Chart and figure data
▶

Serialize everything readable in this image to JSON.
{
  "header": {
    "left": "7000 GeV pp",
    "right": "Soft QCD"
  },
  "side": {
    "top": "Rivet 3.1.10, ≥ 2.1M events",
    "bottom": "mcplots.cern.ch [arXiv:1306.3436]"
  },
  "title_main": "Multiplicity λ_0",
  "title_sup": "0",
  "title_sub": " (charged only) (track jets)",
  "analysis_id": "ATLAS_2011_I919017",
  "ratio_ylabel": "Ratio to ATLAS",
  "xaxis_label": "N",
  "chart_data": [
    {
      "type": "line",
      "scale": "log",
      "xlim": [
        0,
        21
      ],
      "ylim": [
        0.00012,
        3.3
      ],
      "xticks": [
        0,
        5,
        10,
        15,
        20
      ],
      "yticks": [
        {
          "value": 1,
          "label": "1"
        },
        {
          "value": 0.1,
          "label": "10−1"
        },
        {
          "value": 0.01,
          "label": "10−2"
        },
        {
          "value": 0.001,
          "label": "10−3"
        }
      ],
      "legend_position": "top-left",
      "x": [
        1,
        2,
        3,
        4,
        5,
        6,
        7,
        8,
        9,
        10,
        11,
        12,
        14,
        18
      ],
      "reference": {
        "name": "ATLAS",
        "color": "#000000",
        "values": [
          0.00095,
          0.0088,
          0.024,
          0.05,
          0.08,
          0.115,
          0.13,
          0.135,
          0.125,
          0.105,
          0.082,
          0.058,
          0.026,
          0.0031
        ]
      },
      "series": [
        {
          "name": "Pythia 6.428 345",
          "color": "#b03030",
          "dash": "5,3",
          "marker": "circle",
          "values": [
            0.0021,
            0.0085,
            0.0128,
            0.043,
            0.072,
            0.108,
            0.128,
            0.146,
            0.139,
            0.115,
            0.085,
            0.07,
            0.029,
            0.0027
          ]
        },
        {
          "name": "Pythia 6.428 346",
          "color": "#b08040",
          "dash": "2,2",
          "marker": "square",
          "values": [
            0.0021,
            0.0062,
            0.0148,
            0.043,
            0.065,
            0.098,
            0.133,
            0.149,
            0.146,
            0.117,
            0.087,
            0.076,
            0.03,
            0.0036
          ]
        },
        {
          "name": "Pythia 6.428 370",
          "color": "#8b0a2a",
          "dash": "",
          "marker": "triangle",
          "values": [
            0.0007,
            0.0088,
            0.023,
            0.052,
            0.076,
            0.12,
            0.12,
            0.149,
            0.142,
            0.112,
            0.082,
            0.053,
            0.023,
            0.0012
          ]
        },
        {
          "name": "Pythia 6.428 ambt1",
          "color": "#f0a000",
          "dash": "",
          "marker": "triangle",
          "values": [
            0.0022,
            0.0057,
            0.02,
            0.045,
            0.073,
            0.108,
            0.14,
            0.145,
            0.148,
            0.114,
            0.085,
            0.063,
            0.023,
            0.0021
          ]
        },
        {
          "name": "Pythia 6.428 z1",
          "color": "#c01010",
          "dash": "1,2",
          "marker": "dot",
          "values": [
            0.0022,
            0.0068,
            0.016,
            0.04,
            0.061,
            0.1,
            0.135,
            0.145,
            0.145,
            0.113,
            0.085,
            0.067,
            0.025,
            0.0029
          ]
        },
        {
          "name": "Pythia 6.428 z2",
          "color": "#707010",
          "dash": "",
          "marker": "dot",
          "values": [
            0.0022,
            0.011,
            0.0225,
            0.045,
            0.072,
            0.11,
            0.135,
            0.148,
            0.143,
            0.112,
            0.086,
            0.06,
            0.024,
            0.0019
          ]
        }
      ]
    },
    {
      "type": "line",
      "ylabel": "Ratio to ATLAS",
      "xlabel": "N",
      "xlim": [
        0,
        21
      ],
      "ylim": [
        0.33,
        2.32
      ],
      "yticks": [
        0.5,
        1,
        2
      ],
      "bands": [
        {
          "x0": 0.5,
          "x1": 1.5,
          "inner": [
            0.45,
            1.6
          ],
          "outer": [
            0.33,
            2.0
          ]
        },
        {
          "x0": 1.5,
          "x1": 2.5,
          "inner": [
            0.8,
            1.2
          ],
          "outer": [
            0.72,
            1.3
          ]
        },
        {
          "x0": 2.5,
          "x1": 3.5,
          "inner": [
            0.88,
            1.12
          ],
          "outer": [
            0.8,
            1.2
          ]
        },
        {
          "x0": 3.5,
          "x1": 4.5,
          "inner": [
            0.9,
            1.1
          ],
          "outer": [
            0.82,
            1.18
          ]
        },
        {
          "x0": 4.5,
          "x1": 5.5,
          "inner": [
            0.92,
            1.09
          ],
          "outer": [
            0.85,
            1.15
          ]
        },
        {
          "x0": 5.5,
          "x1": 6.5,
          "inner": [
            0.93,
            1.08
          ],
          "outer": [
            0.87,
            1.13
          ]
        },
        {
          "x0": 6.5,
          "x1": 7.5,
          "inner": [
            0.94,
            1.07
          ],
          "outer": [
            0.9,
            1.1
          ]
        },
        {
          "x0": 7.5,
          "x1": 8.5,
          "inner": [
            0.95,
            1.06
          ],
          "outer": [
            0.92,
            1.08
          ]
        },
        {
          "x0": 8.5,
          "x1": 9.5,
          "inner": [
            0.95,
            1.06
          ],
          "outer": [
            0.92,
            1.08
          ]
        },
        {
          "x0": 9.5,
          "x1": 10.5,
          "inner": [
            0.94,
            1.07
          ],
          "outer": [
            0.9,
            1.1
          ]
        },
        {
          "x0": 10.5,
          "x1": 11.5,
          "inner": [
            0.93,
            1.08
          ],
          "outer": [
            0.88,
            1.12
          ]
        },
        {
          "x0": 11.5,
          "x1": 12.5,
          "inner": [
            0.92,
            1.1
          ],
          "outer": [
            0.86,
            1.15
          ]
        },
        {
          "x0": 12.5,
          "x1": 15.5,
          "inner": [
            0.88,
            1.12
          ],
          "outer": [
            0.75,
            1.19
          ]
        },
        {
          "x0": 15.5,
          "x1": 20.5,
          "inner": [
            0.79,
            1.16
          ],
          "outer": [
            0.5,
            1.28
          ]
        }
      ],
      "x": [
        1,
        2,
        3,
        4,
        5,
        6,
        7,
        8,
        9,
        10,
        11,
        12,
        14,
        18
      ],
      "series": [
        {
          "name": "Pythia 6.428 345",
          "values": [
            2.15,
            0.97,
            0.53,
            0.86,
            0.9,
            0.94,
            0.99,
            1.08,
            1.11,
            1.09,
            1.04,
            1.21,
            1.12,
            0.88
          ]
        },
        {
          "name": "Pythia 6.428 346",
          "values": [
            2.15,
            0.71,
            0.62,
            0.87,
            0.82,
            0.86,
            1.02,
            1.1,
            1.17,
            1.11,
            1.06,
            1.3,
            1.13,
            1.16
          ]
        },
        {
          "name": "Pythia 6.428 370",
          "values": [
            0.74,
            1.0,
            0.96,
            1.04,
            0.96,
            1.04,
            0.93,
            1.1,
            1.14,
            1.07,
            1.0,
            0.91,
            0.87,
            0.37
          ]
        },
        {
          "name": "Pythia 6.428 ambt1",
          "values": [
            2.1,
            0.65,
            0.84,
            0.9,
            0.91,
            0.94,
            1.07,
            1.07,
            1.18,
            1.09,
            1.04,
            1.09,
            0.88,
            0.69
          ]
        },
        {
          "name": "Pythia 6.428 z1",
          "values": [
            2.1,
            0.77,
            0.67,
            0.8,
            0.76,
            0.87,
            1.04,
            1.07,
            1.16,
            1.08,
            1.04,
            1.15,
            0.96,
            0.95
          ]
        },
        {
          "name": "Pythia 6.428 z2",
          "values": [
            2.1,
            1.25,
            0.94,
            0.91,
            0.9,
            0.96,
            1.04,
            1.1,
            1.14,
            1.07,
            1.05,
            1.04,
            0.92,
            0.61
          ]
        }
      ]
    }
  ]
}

◀

**Directions**
Filter the listing for the word "left" and copy every line that holds it.

**The reply**
    "left": "7000 GeV pp",
      "legend_position": "top-left",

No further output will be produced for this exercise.